Copy out every line of the material below verbatim, keeping each character and the line order unchanged.

— begin Exercise material —

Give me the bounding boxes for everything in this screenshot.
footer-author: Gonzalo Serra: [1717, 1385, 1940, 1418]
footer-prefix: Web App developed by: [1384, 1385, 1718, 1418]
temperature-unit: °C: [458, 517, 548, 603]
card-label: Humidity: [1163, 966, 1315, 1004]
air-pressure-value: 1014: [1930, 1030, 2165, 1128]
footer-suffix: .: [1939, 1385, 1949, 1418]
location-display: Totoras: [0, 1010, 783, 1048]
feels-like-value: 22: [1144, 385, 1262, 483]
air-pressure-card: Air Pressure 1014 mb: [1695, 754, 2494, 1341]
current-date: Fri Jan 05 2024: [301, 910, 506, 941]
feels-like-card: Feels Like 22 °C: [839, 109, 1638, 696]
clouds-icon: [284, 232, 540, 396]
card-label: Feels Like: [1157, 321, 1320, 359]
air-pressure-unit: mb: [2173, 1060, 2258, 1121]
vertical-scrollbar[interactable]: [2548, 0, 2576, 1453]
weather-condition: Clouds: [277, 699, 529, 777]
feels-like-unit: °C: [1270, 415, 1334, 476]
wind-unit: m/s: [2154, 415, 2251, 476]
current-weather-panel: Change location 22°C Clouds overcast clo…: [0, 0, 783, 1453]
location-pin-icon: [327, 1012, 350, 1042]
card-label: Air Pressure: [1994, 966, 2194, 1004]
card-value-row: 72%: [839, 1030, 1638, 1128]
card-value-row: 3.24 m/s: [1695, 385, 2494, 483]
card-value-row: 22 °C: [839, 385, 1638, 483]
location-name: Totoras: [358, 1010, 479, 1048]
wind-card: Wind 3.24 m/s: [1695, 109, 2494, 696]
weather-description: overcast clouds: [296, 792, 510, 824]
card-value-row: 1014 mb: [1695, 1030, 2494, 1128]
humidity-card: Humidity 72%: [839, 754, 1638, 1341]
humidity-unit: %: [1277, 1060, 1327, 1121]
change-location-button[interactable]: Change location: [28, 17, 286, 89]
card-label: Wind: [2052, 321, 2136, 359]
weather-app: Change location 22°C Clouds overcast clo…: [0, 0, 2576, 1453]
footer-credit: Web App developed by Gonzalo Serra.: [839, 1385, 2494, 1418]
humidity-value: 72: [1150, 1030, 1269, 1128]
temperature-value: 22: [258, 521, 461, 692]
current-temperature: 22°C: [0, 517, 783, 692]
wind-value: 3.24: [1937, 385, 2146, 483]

— end Exercise material —

Completed task:
Give me the bounding boxes for everything in this screenshot.
footer-author: Gonzalo Serra: [1717, 1385, 1940, 1418]
footer-prefix: Web App developed by: [1384, 1385, 1718, 1418]
temperature-unit: °C: [458, 517, 548, 603]
card-label: Humidity: [1163, 966, 1315, 1004]
air-pressure-value: 1014: [1930, 1030, 2165, 1128]
footer-suffix: .: [1939, 1385, 1949, 1418]
location-display: Totoras: [0, 1010, 783, 1048]
feels-like-value: 22: [1144, 385, 1262, 483]
air-pressure-card: Air Pressure 1014 mb: [1695, 754, 2494, 1341]
current-date: Fri Jan 05 2024: [301, 910, 506, 941]
feels-like-card: Feels Like 22 °C: [839, 109, 1638, 696]
clouds-icon: [284, 232, 540, 396]
card-label: Feels Like: [1157, 321, 1320, 359]
air-pressure-unit: mb: [2173, 1060, 2258, 1121]
vertical-scrollbar[interactable]: [2548, 0, 2576, 1453]
weather-condition: Clouds: [277, 699, 529, 777]
feels-like-unit: °C: [1270, 415, 1334, 476]
wind-unit: m/s: [2154, 415, 2251, 476]
current-weather-panel: Change location 22°C Clouds overcast clo…: [0, 0, 783, 1453]
location-pin-icon: [327, 1012, 350, 1042]
card-label: Air Pressure: [1994, 966, 2194, 1004]
card-value-row: 72%: [839, 1030, 1638, 1128]
card-value-row: 3.24 m/s: [1695, 385, 2494, 483]
card-value-row: 22 °C: [839, 385, 1638, 483]
location-name: Totoras: [358, 1010, 479, 1048]
wind-card: Wind 3.24 m/s: [1695, 109, 2494, 696]
weather-description: overcast clouds: [296, 792, 510, 824]
card-value-row: 1014 mb: [1695, 1030, 2494, 1128]
humidity-card: Humidity 72%: [839, 754, 1638, 1341]
humidity-unit: %: [1277, 1060, 1327, 1121]
change-location-button[interactable]: Change location: [28, 17, 286, 89]
card-label: Wind: [2052, 321, 2136, 359]
weather-app: Change location 22°C Clouds overcast clo…: [0, 0, 2576, 1453]
footer-credit: Web App developed by Gonzalo Serra.: [839, 1385, 2494, 1418]
humidity-value: 72: [1150, 1030, 1269, 1128]
temperature-value: 22: [258, 521, 461, 692]
current-temperature: 22°C: [0, 517, 783, 692]
wind-value: 3.24: [1937, 385, 2146, 483]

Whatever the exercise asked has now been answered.